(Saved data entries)
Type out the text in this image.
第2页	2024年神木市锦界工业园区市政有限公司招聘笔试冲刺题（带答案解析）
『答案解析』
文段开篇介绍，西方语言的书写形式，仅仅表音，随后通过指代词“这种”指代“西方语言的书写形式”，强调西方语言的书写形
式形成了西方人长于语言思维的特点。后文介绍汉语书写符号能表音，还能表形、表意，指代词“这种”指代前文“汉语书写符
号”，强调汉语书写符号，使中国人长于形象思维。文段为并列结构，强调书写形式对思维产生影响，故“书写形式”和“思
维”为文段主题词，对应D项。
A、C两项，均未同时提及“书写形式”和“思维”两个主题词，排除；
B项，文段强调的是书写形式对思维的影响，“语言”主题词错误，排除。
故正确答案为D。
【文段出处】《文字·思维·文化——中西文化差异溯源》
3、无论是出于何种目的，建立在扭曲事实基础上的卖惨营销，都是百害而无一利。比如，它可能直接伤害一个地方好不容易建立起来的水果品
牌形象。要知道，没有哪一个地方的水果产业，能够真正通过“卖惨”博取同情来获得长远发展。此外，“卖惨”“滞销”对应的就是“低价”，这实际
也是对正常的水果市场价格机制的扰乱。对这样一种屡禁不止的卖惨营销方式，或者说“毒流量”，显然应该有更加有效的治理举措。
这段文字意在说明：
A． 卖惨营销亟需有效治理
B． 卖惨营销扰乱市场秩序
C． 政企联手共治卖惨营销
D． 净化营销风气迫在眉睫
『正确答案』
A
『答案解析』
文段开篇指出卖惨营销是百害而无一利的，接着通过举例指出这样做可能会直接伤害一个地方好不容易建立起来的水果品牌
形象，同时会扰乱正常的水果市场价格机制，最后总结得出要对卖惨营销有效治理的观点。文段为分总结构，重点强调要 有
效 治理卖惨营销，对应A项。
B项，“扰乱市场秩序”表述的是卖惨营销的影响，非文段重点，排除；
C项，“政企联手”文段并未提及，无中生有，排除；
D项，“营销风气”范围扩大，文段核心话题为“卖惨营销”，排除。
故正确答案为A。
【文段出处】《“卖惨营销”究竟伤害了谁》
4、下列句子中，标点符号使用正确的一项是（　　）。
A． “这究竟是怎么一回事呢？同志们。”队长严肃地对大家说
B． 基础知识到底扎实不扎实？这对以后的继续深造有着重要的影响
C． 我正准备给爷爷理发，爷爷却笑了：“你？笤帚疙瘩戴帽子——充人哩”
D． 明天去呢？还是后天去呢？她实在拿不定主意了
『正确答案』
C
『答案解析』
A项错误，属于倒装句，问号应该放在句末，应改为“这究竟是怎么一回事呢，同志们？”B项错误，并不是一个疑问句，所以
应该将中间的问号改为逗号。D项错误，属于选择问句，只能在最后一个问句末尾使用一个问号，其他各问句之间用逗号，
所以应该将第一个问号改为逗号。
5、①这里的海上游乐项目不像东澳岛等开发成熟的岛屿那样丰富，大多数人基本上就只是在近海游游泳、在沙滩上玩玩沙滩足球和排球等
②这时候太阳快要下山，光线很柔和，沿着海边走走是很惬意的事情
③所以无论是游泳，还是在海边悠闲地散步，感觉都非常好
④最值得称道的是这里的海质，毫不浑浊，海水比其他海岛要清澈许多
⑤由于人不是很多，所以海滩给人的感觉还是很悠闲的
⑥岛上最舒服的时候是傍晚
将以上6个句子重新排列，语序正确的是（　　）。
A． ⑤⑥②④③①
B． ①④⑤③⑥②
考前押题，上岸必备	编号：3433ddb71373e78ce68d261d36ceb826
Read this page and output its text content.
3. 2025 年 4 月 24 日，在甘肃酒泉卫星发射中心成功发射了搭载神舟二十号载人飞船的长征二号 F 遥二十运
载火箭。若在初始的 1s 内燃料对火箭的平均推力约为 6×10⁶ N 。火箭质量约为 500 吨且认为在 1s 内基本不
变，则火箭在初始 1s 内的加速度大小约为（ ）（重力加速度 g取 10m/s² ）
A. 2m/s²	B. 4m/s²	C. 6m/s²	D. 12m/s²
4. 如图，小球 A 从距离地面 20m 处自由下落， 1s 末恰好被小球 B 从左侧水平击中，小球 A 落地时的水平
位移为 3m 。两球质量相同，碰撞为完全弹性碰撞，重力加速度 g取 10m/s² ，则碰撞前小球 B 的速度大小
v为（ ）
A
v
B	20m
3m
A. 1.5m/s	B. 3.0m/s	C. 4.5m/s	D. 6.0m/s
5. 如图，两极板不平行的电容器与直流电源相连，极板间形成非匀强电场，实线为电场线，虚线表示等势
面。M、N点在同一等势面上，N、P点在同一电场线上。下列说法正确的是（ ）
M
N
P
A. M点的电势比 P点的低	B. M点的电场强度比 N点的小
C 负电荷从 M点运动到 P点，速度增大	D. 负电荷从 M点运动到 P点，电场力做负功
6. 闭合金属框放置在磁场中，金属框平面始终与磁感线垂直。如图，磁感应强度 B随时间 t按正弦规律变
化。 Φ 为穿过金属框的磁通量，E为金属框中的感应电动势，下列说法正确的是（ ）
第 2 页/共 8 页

» BRIEF:
The lines to reproduce run from the one that contains "Read this page and output its text content." through the last line above; copy them exactly.

» ANSWER TO THE PROBLEM:
Read this page and output its text content.
3. 2025 年 4 月 24 日，在甘肃酒泉卫星发射中心成功发射了搭载神舟二十号载人飞船的长征二号 F 遥二十运
载火箭。若在初始的 1s 内燃料对火箭的平均推力约为 6×10⁶ N 。火箭质量约为 500 吨且认为在 1s 内基本不
变，则火箭在初始 1s 内的加速度大小约为（ ）（重力加速度 g取 10m/s² ）
A. 2m/s²	B. 4m/s²	C. 6m/s²	D. 12m/s²
4. 如图，小球 A 从距离地面 20m 处自由下落， 1s 末恰好被小球 B 从左侧水平击中，小球 A 落地时的水平
位移为 3m 。两球质量相同，碰撞为完全弹性碰撞，重力加速度 g取 10m/s² ，则碰撞前小球 B 的速度大小
v为（ ）
A
v
B	20m
3m
A. 1.5m/s	B. 3.0m/s	C. 4.5m/s	D. 6.0m/s
5. 如图，两极板不平行的电容器与直流电源相连，极板间形成非匀强电场，实线为电场线，虚线表示等势
面。M、N点在同一等势面上，N、P点在同一电场线上。下列说法正确的是（ ）
M
N
P
A. M点的电势比 P点的低	B. M点的电场强度比 N点的小
C 负电荷从 M点运动到 P点，速度增大	D. 负电荷从 M点运动到 P点，电场力做负功
6. 闭合金属框放置在磁场中，金属框平面始终与磁感线垂直。如图，磁感应强度 B随时间 t按正弦规律变
化。 Φ 为穿过金属框的磁通量，E为金属框中的感应电动势，下列说法正确的是（ ）
第 2 页/共 8 页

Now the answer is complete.